**The request:**
Scan the data for "label" and copy the lines it appears in.

^^^^^^^^

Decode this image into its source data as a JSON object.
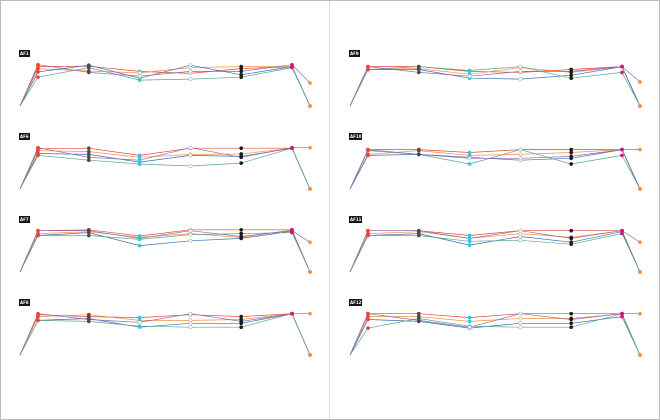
{
  "chart_data": {
    "type": "line",
    "description_free": true,
    "x": [
      0,
      1,
      2,
      3,
      4,
      5,
      6,
      7
    ],
    "ylim": [
      0,
      1
    ],
    "marker_colors": {
      "red": "#e8443c",
      "orange": "#f5923e",
      "black": "#1a1a1a",
      "dark": "#4a4a4a",
      "cyan": "#38c3e0",
      "white": "#ffffff",
      "magenta": "#d0197a",
      "peach": "#f0a15a"
    },
    "series_colors": [
      "#e8443c",
      "#f5923e",
      "#3e6fb0",
      "#5aa88c",
      "#8e6bb5",
      "#e37cb4",
      "#9ab0c8",
      "#ef8b7a"
    ],
    "panels": [
      {
        "label": "AF1",
        "series": [
          {
            "values": [
              0.0,
              0.82,
              0.83,
              0.72,
              0.68,
              0.78,
              0.82,
              0.0
            ],
            "markers": [
              "none",
              "red",
              "dark",
              "cyan",
              "white",
              "black",
              "magenta",
              "orange"
            ]
          },
          {
            "values": [
              0.0,
              0.78,
              0.73,
              0.69,
              0.8,
              0.82,
              0.82,
              0.0
            ],
            "markers": [
              "none",
              "red",
              "dark",
              "white",
              "white",
              "black",
              "magenta",
              "orange"
            ]
          },
          {
            "values": [
              0.0,
              0.71,
              0.85,
              0.58,
              0.85,
              0.65,
              0.82,
              0.0
            ],
            "markers": [
              "none",
              "red",
              "dark",
              "cyan",
              "white",
              "black",
              "magenta",
              "orange"
            ]
          },
          {
            "values": [
              0.0,
              0.6,
              0.8,
              0.54,
              0.56,
              0.6,
              0.8,
              0.0
            ],
            "markers": [
              "none",
              "red",
              "dark",
              "cyan",
              "white",
              "black",
              "magenta",
              "orange"
            ]
          },
          {
            "values": [
              0.0,
              0.86,
              0.7,
              0.62,
              0.72,
              0.72,
              0.86,
              0.48
            ],
            "markers": [
              "none",
              "red",
              "dark",
              "white",
              "white",
              "black",
              "magenta",
              "orange"
            ]
          }
        ]
      },
      {
        "label": "AF6",
        "series": [
          {
            "values": [
              0.0,
              0.84,
              0.85,
              0.7,
              0.85,
              0.85,
              0.85,
              0.0
            ],
            "markers": [
              "none",
              "red",
              "dark",
              "cyan",
              "white",
              "black",
              "magenta",
              "orange"
            ]
          },
          {
            "values": [
              0.0,
              0.8,
              0.78,
              0.66,
              0.72,
              0.73,
              0.85,
              0.0
            ],
            "markers": [
              "none",
              "red",
              "dark",
              "cyan",
              "white",
              "black",
              "magenta",
              "orange"
            ]
          },
          {
            "values": [
              0.0,
              0.74,
              0.72,
              0.56,
              0.7,
              0.68,
              0.85,
              0.0
            ],
            "markers": [
              "none",
              "red",
              "dark",
              "cyan",
              "white",
              "black",
              "magenta",
              "orange"
            ]
          },
          {
            "values": [
              0.0,
              0.7,
              0.6,
              0.52,
              0.48,
              0.54,
              0.85,
              0.0
            ],
            "markers": [
              "none",
              "red",
              "dark",
              "cyan",
              "white",
              "black",
              "magenta",
              "orange"
            ]
          },
          {
            "values": [
              0.0,
              0.86,
              0.66,
              0.6,
              0.86,
              0.66,
              0.86,
              0.86
            ],
            "markers": [
              "none",
              "red",
              "dark",
              "cyan",
              "white",
              "black",
              "magenta",
              "orange"
            ]
          }
        ]
      },
      {
        "label": "AF7",
        "series": [
          {
            "values": [
              0.0,
              0.86,
              0.88,
              0.75,
              0.88,
              0.88,
              0.88,
              0.0
            ],
            "markers": [
              "none",
              "red",
              "dark",
              "cyan",
              "white",
              "black",
              "magenta",
              "orange"
            ]
          },
          {
            "values": [
              0.0,
              0.8,
              0.84,
              0.72,
              0.8,
              0.72,
              0.88,
              0.0
            ],
            "markers": [
              "none",
              "red",
              "dark",
              "cyan",
              "white",
              "black",
              "magenta",
              "orange"
            ]
          },
          {
            "values": [
              0.0,
              0.76,
              0.82,
              0.55,
              0.65,
              0.7,
              0.85,
              0.0
            ],
            "markers": [
              "none",
              "red",
              "dark",
              "cyan",
              "white",
              "black",
              "magenta",
              "orange"
            ]
          },
          {
            "values": [
              0.0,
              0.76,
              0.76,
              0.68,
              0.78,
              0.8,
              0.82,
              0.0
            ],
            "markers": [
              "none",
              "red",
              "dark",
              "cyan",
              "white",
              "black",
              "magenta",
              "orange"
            ]
          },
          {
            "values": [
              0.0,
              0.86,
              0.86,
              0.7,
              0.86,
              0.74,
              0.86,
              0.62
            ],
            "markers": [
              "none",
              "red",
              "dark",
              "cyan",
              "white",
              "black",
              "magenta",
              "orange"
            ]
          }
        ]
      },
      {
        "label": "AF8",
        "series": [
          {
            "values": [
              0.0,
              0.84,
              0.8,
              0.78,
              0.84,
              0.8,
              0.86,
              0.0
            ],
            "markers": [
              "none",
              "red",
              "dark",
              "cyan",
              "white",
              "black",
              "magenta",
              "orange"
            ]
          },
          {
            "values": [
              0.0,
              0.8,
              0.84,
              0.72,
              0.72,
              0.74,
              0.86,
              0.0
            ],
            "markers": [
              "none",
              "red",
              "dark",
              "cyan",
              "white",
              "black",
              "magenta",
              "orange"
            ]
          },
          {
            "values": [
              0.0,
              0.72,
              0.76,
              0.58,
              0.66,
              0.66,
              0.86,
              0.0
            ],
            "markers": [
              "none",
              "red",
              "dark",
              "cyan",
              "white",
              "black",
              "magenta",
              "orange"
            ]
          },
          {
            "values": [
              0.0,
              0.72,
              0.7,
              0.6,
              0.58,
              0.58,
              0.86,
              0.0
            ],
            "markers": [
              "none",
              "red",
              "dark",
              "cyan",
              "white",
              "black",
              "magenta",
              "orange"
            ]
          },
          {
            "values": [
              0.0,
              0.86,
              0.74,
              0.68,
              0.86,
              0.7,
              0.86,
              0.86
            ],
            "markers": [
              "none",
              "red",
              "dark",
              "white",
              "white",
              "black",
              "magenta",
              "orange"
            ]
          }
        ]
      },
      {
        "label": "AF9",
        "series": [
          {
            "values": [
              0.0,
              0.82,
              0.82,
              0.72,
              0.7,
              0.76,
              0.82,
              0.0
            ],
            "markers": [
              "none",
              "red",
              "dark",
              "cyan",
              "white",
              "black",
              "magenta",
              "orange"
            ]
          },
          {
            "values": [
              0.0,
              0.76,
              0.78,
              0.66,
              0.8,
              0.7,
              0.82,
              0.0
            ],
            "markers": [
              "none",
              "red",
              "dark",
              "cyan",
              "white",
              "black",
              "magenta",
              "orange"
            ]
          },
          {
            "values": [
              0.0,
              0.76,
              0.76,
              0.58,
              0.56,
              0.64,
              0.82,
              0.0
            ],
            "markers": [
              "none",
              "red",
              "dark",
              "cyan",
              "white",
              "black",
              "magenta",
              "orange"
            ]
          },
          {
            "values": [
              0.0,
              0.76,
              0.82,
              0.74,
              0.82,
              0.58,
              0.7,
              0.0
            ],
            "markers": [
              "none",
              "red",
              "dark",
              "cyan",
              "white",
              "black",
              "magenta",
              "orange"
            ]
          },
          {
            "values": [
              0.0,
              0.82,
              0.7,
              0.62,
              0.72,
              0.72,
              0.82,
              0.5
            ],
            "markers": [
              "none",
              "red",
              "dark",
              "white",
              "white",
              "black",
              "magenta",
              "orange"
            ]
          }
        ]
      },
      {
        "label": "AF10",
        "series": [
          {
            "values": [
              0.0,
              0.82,
              0.82,
              0.76,
              0.82,
              0.82,
              0.82,
              0.0
            ],
            "markers": [
              "none",
              "red",
              "dark",
              "cyan",
              "white",
              "black",
              "magenta",
              "orange"
            ]
          },
          {
            "values": [
              0.0,
              0.72,
              0.8,
              0.7,
              0.72,
              0.76,
              0.82,
              0.0
            ],
            "markers": [
              "none",
              "red",
              "dark",
              "cyan",
              "white",
              "black",
              "magenta",
              "orange"
            ]
          },
          {
            "values": [
              0.0,
              0.7,
              0.72,
              0.66,
              0.6,
              0.64,
              0.82,
              0.0
            ],
            "markers": [
              "none",
              "red",
              "dark",
              "cyan",
              "white",
              "black",
              "magenta",
              "orange"
            ]
          },
          {
            "values": [
              0.0,
              0.8,
              0.72,
              0.52,
              0.82,
              0.52,
              0.7,
              0.0
            ],
            "markers": [
              "none",
              "red",
              "dark",
              "cyan",
              "white",
              "black",
              "magenta",
              "orange"
            ]
          },
          {
            "values": [
              0.0,
              0.82,
              0.72,
              0.64,
              0.64,
              0.68,
              0.82,
              0.82
            ],
            "markers": [
              "none",
              "red",
              "dark",
              "white",
              "white",
              "black",
              "magenta",
              "orange"
            ]
          }
        ]
      },
      {
        "label": "AF11",
        "series": [
          {
            "values": [
              0.0,
              0.86,
              0.86,
              0.76,
              0.86,
              0.86,
              0.86,
              0.0
            ],
            "markers": [
              "none",
              "red",
              "dark",
              "cyan",
              "white",
              "black",
              "magenta",
              "orange"
            ]
          },
          {
            "values": [
              0.0,
              0.8,
              0.84,
              0.7,
              0.8,
              0.72,
              0.86,
              0.0
            ],
            "markers": [
              "none",
              "red",
              "dark",
              "cyan",
              "white",
              "black",
              "magenta",
              "orange"
            ]
          },
          {
            "values": [
              0.0,
              0.76,
              0.8,
              0.56,
              0.74,
              0.62,
              0.84,
              0.0
            ],
            "markers": [
              "none",
              "red",
              "dark",
              "cyan",
              "white",
              "black",
              "magenta",
              "orange"
            ]
          },
          {
            "values": [
              0.0,
              0.76,
              0.76,
              0.64,
              0.66,
              0.58,
              0.8,
              0.0
            ],
            "markers": [
              "none",
              "red",
              "dark",
              "cyan",
              "white",
              "black",
              "magenta",
              "orange"
            ]
          },
          {
            "values": [
              0.0,
              0.86,
              0.86,
              0.7,
              0.86,
              0.7,
              0.86,
              0.62
            ],
            "markers": [
              "none",
              "red",
              "dark",
              "cyan",
              "white",
              "black",
              "magenta",
              "orange"
            ]
          }
        ]
      },
      {
        "label": "AF12",
        "series": [
          {
            "values": [
              0.0,
              0.86,
              0.86,
              0.78,
              0.86,
              0.86,
              0.86,
              0.0
            ],
            "markers": [
              "none",
              "red",
              "dark",
              "cyan",
              "white",
              "black",
              "magenta",
              "orange"
            ]
          },
          {
            "values": [
              0.0,
              0.8,
              0.8,
              0.7,
              0.76,
              0.76,
              0.86,
              0.0
            ],
            "markers": [
              "none",
              "red",
              "dark",
              "cyan",
              "white",
              "black",
              "magenta",
              "orange"
            ]
          },
          {
            "values": [
              0.0,
              0.74,
              0.7,
              0.56,
              0.66,
              0.66,
              0.8,
              0.0
            ],
            "markers": [
              "none",
              "red",
              "dark",
              "cyan",
              "white",
              "black",
              "magenta",
              "orange"
            ]
          },
          {
            "values": [
              0.0,
              0.56,
              0.76,
              0.6,
              0.58,
              0.58,
              0.86,
              0.0
            ],
            "markers": [
              "none",
              "red",
              "dark",
              "cyan",
              "white",
              "black",
              "magenta",
              "orange"
            ]
          },
          {
            "values": [
              0.0,
              0.86,
              0.72,
              0.58,
              0.86,
              0.74,
              0.86,
              0.86
            ],
            "markers": [
              "none",
              "red",
              "dark",
              "white",
              "white",
              "black",
              "magenta",
              "orange"
            ]
          }
        ]
      }
    ]
  }
}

^^^^^^^^

**Reply:**
        "label": "AF1",
        "label": "AF6",
        "label": "AF7",
        "label": "AF8",
        "label": "AF9",
        "label": "AF10",
        "label": "AF11",
        "label": "AF12",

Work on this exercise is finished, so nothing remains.